» Exercise directions
Return the records, each one exactly as written.

[Stored data]
* * *

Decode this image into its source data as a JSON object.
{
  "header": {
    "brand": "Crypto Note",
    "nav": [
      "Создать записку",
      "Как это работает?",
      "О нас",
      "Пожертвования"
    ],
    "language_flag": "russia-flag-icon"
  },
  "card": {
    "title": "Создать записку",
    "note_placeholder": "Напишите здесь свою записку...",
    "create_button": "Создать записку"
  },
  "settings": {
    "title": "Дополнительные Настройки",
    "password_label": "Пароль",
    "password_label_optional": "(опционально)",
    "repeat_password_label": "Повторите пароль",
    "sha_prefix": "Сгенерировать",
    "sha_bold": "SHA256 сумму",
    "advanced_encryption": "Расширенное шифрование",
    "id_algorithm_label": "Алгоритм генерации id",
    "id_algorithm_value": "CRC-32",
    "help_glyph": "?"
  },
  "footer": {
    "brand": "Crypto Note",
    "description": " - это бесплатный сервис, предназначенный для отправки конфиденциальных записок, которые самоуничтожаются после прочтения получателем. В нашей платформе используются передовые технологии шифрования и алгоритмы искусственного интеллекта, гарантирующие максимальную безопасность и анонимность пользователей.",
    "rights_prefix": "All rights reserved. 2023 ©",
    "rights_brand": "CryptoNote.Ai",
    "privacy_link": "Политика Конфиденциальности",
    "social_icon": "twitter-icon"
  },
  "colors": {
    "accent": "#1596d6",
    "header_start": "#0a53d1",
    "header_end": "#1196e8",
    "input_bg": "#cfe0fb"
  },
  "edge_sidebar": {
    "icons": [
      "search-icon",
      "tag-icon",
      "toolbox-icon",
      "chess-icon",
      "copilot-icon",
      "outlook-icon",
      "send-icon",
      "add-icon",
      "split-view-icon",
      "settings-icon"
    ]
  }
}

* * *

» Answer in full
Decode this image into its source data as a JSON object.
{
  "header": {
    "brand": "Crypto Note",
    "nav": [
      "Создать записку",
      "Как это работает?",
      "О нас",
      "Пожертвования"
    ],
    "language_flag": "russia-flag-icon"
  },
  "card": {
    "title": "Создать записку",
    "note_placeholder": "Напишите здесь свою записку...",
    "create_button": "Создать записку"
  },
  "settings": {
    "title": "Дополнительные Настройки",
    "password_label": "Пароль",
    "password_label_optional": "(опционально)",
    "repeat_password_label": "Повторите пароль",
    "sha_prefix": "Сгенерировать",
    "sha_bold": "SHA256 сумму",
    "advanced_encryption": "Расширенное шифрование",
    "id_algorithm_label": "Алгоритм генерации id",
    "id_algorithm_value": "CRC-32",
    "help_glyph": "?"
  },
  "footer": {
    "brand": "Crypto Note",
    "description": " - это бесплатный сервис, предназначенный для отправки конфиденциальных записок, которые самоуничтожаются после прочтения получателем. В нашей платформе используются передовые технологии шифрования и алгоритмы искусственного интеллекта, гарантирующие максимальную безопасность и анонимность пользователей.",
    "rights_prefix": "All rights reserved. 2023 ©",
    "rights_brand": "CryptoNote.Ai",
    "privacy_link": "Политика Конфиденциальности",
    "social_icon": "twitter-icon"
  },
  "colors": {
    "accent": "#1596d6",
    "header_start": "#0a53d1",
    "header_end": "#1196e8",
    "input_bg": "#cfe0fb"
  },
  "edge_sidebar": {
    "icons": [
      "search-icon",
      "tag-icon",
      "toolbox-icon",
      "chess-icon",
      "copilot-icon",
      "outlook-icon",
      "send-icon",
      "add-icon",
      "split-view-icon",
      "settings-icon"
    ]
  }
}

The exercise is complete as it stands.